* Begin Input *

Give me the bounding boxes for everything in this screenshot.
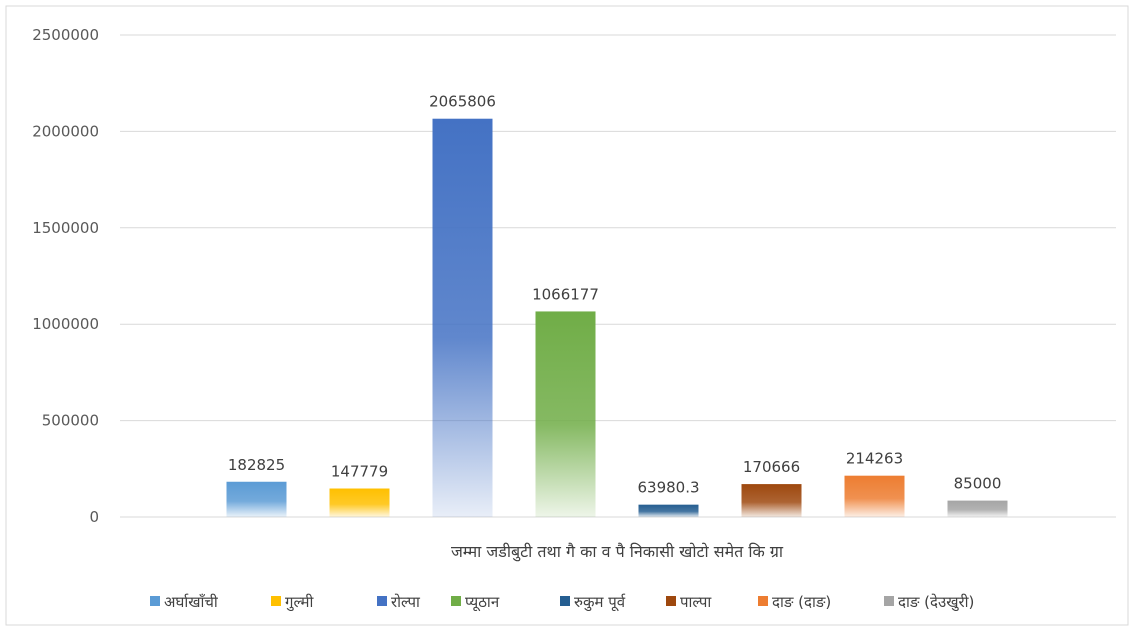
- legend-label: अर्घाखाँची: [164, 593, 219, 611]
- legend-label: पाल्पा: [680, 593, 712, 611]
- legend-label: दाङ (दाङ): [772, 593, 831, 611]
- legend-item: दाङ (देउखुरी): [884, 593, 974, 612]
- legend-item: गुल्मी: [271, 593, 314, 612]
- legend-item: प्यूठान: [451, 593, 500, 612]
- legend-swatch: [377, 596, 387, 606]
- data-label: 85000: [954, 475, 1002, 493]
- data-label: 2065806: [429, 93, 496, 111]
- data-label: 214263: [846, 450, 903, 468]
- legend-item: रुकुम पूर्व: [560, 593, 626, 612]
- bar-6: [741, 484, 802, 517]
- legend-item: पाल्पा: [666, 593, 712, 611]
- data-label: 182825: [228, 456, 285, 474]
- legend-swatch: [884, 596, 894, 606]
- legend-swatch: [666, 596, 676, 606]
- y-tick-label: 2500000: [32, 26, 99, 44]
- legend-swatch: [271, 596, 281, 606]
- y-tick-label: 1500000: [32, 219, 99, 237]
- x-category-label: जम्मा जडीबुटी तथा गै का व पै निकासी खोटो…: [451, 542, 784, 562]
- y-tick-label: 500000: [42, 412, 99, 430]
- y-tick-label: 0: [89, 508, 99, 526]
- bar-3: [432, 118, 493, 518]
- data-label: 170666: [743, 458, 800, 476]
- data-label: 147779: [331, 463, 388, 481]
- legend-swatch: [150, 596, 160, 606]
- bar-7: [844, 475, 905, 517]
- y-axis-tick-labels: 0 500000 1000000 1500000 2000000 2500000: [32, 26, 99, 526]
- data-labels: 182825 147779 2065806 1066177 63980.3 170666 2…: [228, 93, 1001, 497]
- legend-item: अर्घाखाँची: [150, 593, 219, 611]
- legend-item: रोल्पा: [377, 593, 421, 611]
- y-tick-label: 1000000: [32, 315, 99, 333]
- bar-5: [638, 504, 699, 517]
- legend-swatch: [758, 596, 768, 606]
- legend: अर्घाखाँची गुल्मी रोल्पा प्यूठान रुकुम पूर्व…: [150, 593, 974, 612]
- data-label: 63980.3: [637, 479, 699, 497]
- data-label: 1066177: [532, 285, 599, 303]
- y-tick-label: 2000000: [32, 122, 99, 140]
- bar-8: [947, 500, 1008, 517]
- legend-label: दाङ (देउखुरी): [898, 593, 974, 612]
- legend-item: दाङ (दाङ): [758, 593, 831, 611]
- legend-label: प्यूठान: [465, 593, 500, 612]
- legend-label: गुल्मी: [285, 593, 314, 612]
- legend-swatch: [560, 596, 570, 606]
- bar-1: [226, 481, 287, 517]
- legend-label: रोल्पा: [391, 593, 421, 611]
- bar-2: [329, 488, 390, 517]
- legend-label: रुकुम पूर्व: [574, 593, 626, 612]
- bars: [226, 118, 1008, 518]
- bar-4: [535, 311, 596, 517]
- legend-swatch: [451, 596, 461, 606]
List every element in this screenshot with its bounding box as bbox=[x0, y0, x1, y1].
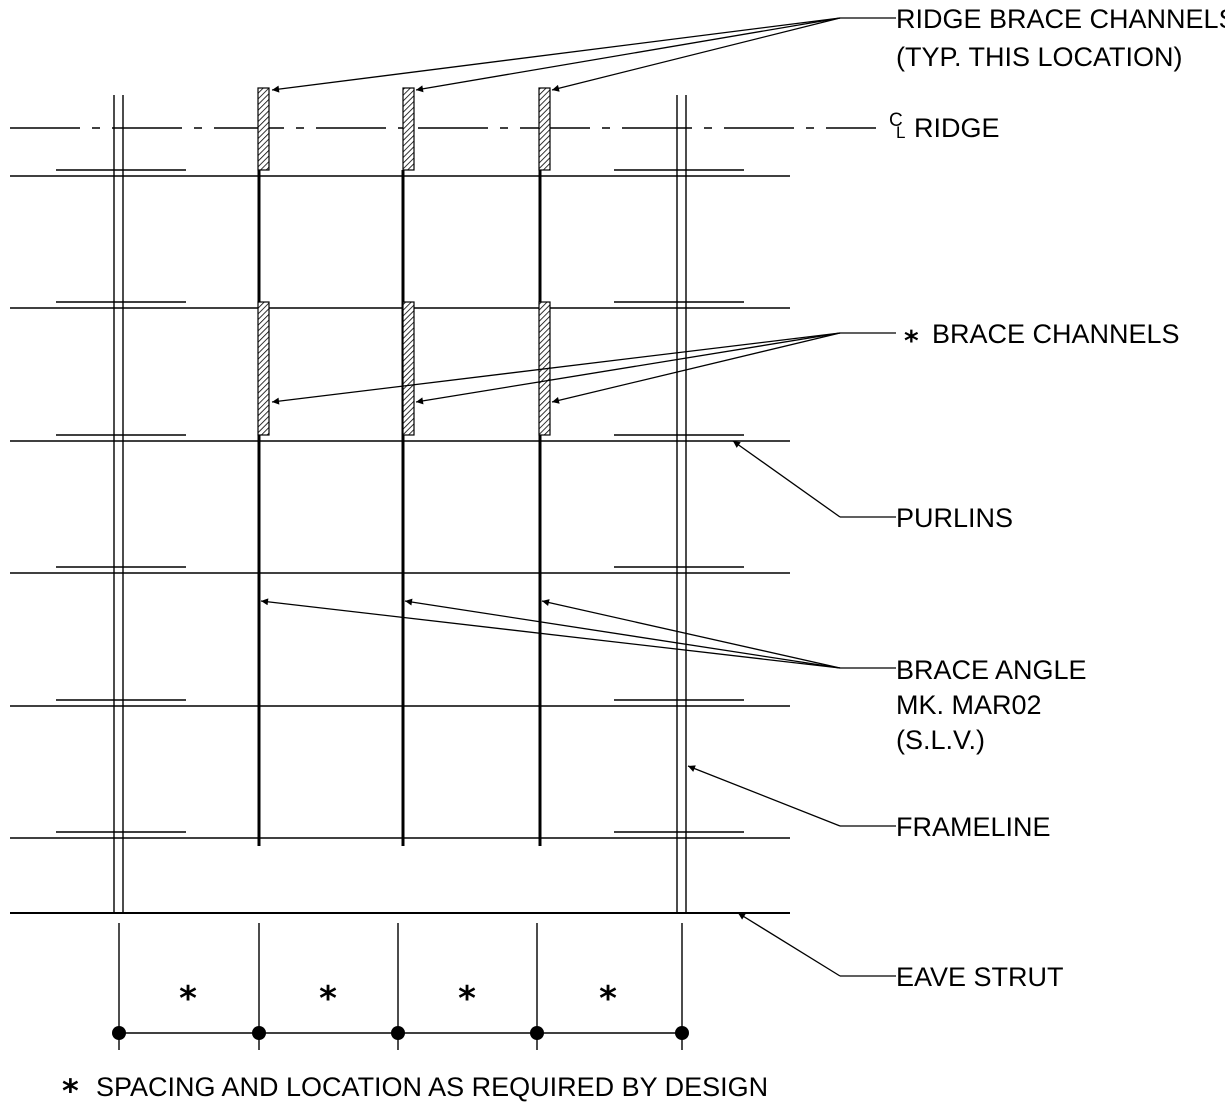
brace-angle-label-line3: (S.L.V.) bbox=[896, 725, 985, 755]
dimension-dots bbox=[112, 1026, 689, 1040]
frameline-left bbox=[113, 95, 124, 913]
leader-eave-strut bbox=[737, 912, 896, 977]
ridge-brace-channel bbox=[257, 87, 270, 171]
purlins bbox=[10, 169, 790, 839]
spacing-marker: * bbox=[179, 979, 197, 1019]
brace-channel bbox=[257, 301, 270, 436]
leader-brace-angle bbox=[260, 598, 896, 669]
footnote-marker: * bbox=[62, 1072, 79, 1103]
dimension-dot bbox=[252, 1026, 266, 1040]
purlin bbox=[10, 301, 790, 309]
eave-strut-label: EAVE STRUT bbox=[896, 962, 1064, 992]
ridge-brace-channels bbox=[257, 87, 551, 171]
leader-brace-channels bbox=[271, 332, 896, 405]
frameline-right bbox=[676, 95, 687, 913]
leader-ridge-brace bbox=[271, 17, 896, 93]
ridge-brace-channel bbox=[538, 87, 551, 171]
brace-channels bbox=[257, 301, 551, 436]
dimension-dot bbox=[530, 1026, 544, 1040]
purlin bbox=[10, 434, 790, 442]
brace-channels-label: BRACE CHANNELS bbox=[932, 319, 1180, 349]
purlin bbox=[10, 831, 790, 839]
brace-angles bbox=[257, 170, 542, 846]
ridge-brace-label-line1: RIDGE BRACE CHANNELS bbox=[896, 4, 1225, 34]
ridge-brace-channel bbox=[402, 87, 415, 171]
spacing-marker: * bbox=[458, 979, 476, 1019]
brace-angle-label-line1: BRACE ANGLE bbox=[896, 655, 1087, 685]
purlin bbox=[10, 699, 790, 707]
svg-text:C: C bbox=[889, 110, 903, 131]
dimension-dot bbox=[675, 1026, 689, 1040]
brace-angle-label-line2: MK. MAR02 bbox=[896, 690, 1042, 720]
purlins-label: PURLINS bbox=[896, 503, 1013, 533]
ridge-brace-label-line2: (TYP. THIS LOCATION) bbox=[896, 42, 1183, 72]
svg-text:L: L bbox=[896, 123, 905, 142]
purlin bbox=[10, 566, 790, 574]
brace-channel bbox=[402, 301, 415, 436]
leader-frameline bbox=[687, 765, 896, 827]
centerline-symbol: C L bbox=[889, 110, 905, 142]
spacing-marker: * bbox=[599, 979, 617, 1019]
leader-purlins bbox=[732, 440, 896, 518]
purlin bbox=[10, 169, 790, 177]
spacing-marker: * bbox=[319, 979, 337, 1019]
dimension-dot bbox=[112, 1026, 126, 1040]
ridge-label: RIDGE bbox=[914, 113, 1000, 143]
footnote-text: SPACING AND LOCATION AS REQUIRED BY DESI… bbox=[96, 1072, 768, 1102]
frameline-label: FRAMELINE bbox=[896, 812, 1051, 842]
brace-channels-marker: * bbox=[904, 324, 919, 357]
dimension-dot bbox=[391, 1026, 405, 1040]
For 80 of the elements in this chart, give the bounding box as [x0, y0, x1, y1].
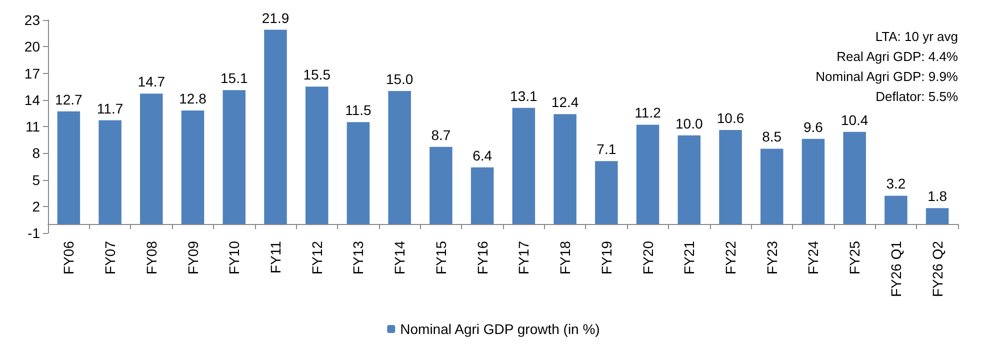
x-tick-label: FY24: [805, 240, 822, 274]
x-tick-label: FY08: [143, 240, 160, 274]
x-tick-label: FY26 Q2: [929, 240, 946, 298]
bar: [346, 122, 370, 224]
bar: [926, 208, 949, 224]
data-label: 12.8: [179, 90, 207, 107]
x-tick-label: FY07: [102, 240, 118, 274]
y-tick-label: 14: [24, 92, 40, 108]
data-label: 10.4: [840, 112, 868, 128]
data-label: 11.5: [345, 102, 372, 118]
x-tick-label: FY12: [308, 240, 325, 274]
y-tick-label: 2: [32, 198, 40, 214]
bar: [512, 108, 536, 224]
y-tick-label: 23: [24, 12, 40, 28]
data-label: 10.0: [676, 115, 703, 132]
y-tick-label: 11: [25, 118, 40, 134]
y-tick-label: 5: [32, 172, 40, 188]
x-tick-label: FY15: [432, 240, 449, 274]
bar: [884, 196, 908, 224]
bar: [140, 94, 163, 224]
legend-label: Nominal Agri GDP growth (in %): [400, 321, 600, 337]
y-tick-label: -1: [28, 225, 40, 241]
data-label: 15.5: [303, 66, 331, 83]
bar: [98, 120, 122, 224]
x-tick-label: FY26 Q1: [888, 240, 904, 298]
x-tick-label: FY18: [557, 240, 574, 274]
x-tick-label: FY25: [846, 240, 863, 274]
x-tick-label: FY21: [681, 240, 698, 274]
data-label: 8.5: [762, 128, 782, 145]
x-tick-label: FY06: [60, 240, 77, 274]
bar: [430, 146, 452, 224]
y-tick-label: 17: [24, 65, 40, 82]
data-label: 21.9: [262, 10, 290, 26]
bar: [305, 86, 328, 224]
bar: [222, 90, 246, 224]
data-label: 11.2: [634, 104, 662, 121]
x-tick-label: FY10: [226, 240, 242, 274]
y-tick-label: 20: [24, 38, 40, 55]
annotation: Deflator: 5.5%: [876, 89, 958, 104]
bar: [57, 111, 80, 224]
annotation: LTA: 10 yr avg: [875, 29, 958, 44]
data-label: 1.8: [928, 188, 948, 204]
x-tick-label: FY09: [184, 240, 201, 274]
x-tick-label: FY20: [640, 240, 656, 274]
bar: [636, 124, 660, 224]
data-label: 13.1: [510, 88, 538, 104]
data-label: 8.7: [431, 126, 451, 143]
y-tick-label: 8: [32, 145, 40, 162]
x-tick-label: FY11: [268, 240, 284, 274]
data-label: 9.6: [803, 118, 824, 135]
data-label: 12.4: [551, 94, 579, 110]
annotation: Nominal Agri GDP: 9.9%: [816, 69, 958, 84]
bar: [470, 167, 494, 224]
data-label: 3.2: [886, 176, 906, 192]
data-label: 14.7: [138, 74, 166, 90]
bar: [719, 130, 742, 224]
x-tick-label: FY14: [392, 240, 408, 274]
x-tick-label: FY23: [764, 240, 780, 274]
bar: [388, 91, 411, 224]
bar: [678, 135, 701, 224]
x-tick-label: FY19: [598, 240, 614, 274]
data-label: 15.1: [220, 70, 248, 86]
x-tick-label: FY13: [350, 240, 366, 274]
bar: [264, 30, 287, 224]
x-tick-label: FY17: [516, 240, 532, 274]
bar: [802, 138, 825, 224]
annotation: Real Agri GDP: 4.4%: [836, 49, 958, 64]
data-label: 11.7: [96, 100, 124, 116]
data-label: 15.0: [386, 71, 414, 87]
data-label: 12.7: [55, 91, 83, 108]
data-label: 6.4: [472, 147, 492, 164]
data-label: 10.6: [716, 110, 744, 126]
data-label: 7.1: [596, 141, 616, 158]
bar: [760, 148, 784, 224]
x-tick-label: FY16: [474, 240, 490, 274]
bar: [181, 110, 204, 224]
bar: [595, 161, 618, 224]
bar: [554, 114, 576, 224]
bar: [843, 132, 866, 224]
x-tick-label: FY22: [722, 240, 738, 274]
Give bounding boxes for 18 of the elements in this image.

* End Input *

Directions for this task: In everything from the line containing "x-tick-label: FY24: [805, 240, 822, 274]" down to the line containing "data-label: 10.0: [676, 115, 703, 132]", change "data-label" to "value-label". Write out only those lines again, leaving all else as it stands.

Worked answer:
x-tick-label: FY24: [805, 240, 822, 274]
x-tick-label: FY08: [143, 240, 160, 274]
x-tick-label: FY26 Q2: [929, 240, 946, 298]
bar: [346, 122, 370, 224]
bar: [926, 208, 949, 224]
value-label: 12.8: [179, 90, 207, 107]
x-tick-label: FY07: [102, 240, 118, 274]
y-tick-label: 14: [24, 92, 40, 108]
value-label: 10.4: [840, 112, 868, 128]
value-label: 11.5: [345, 102, 372, 118]
x-tick-label: FY12: [308, 240, 325, 274]
y-tick-label: 2: [32, 198, 40, 214]
bar: [512, 108, 536, 224]
y-tick-label: 23: [24, 12, 40, 28]
value-label: 10.0: [676, 115, 703, 132]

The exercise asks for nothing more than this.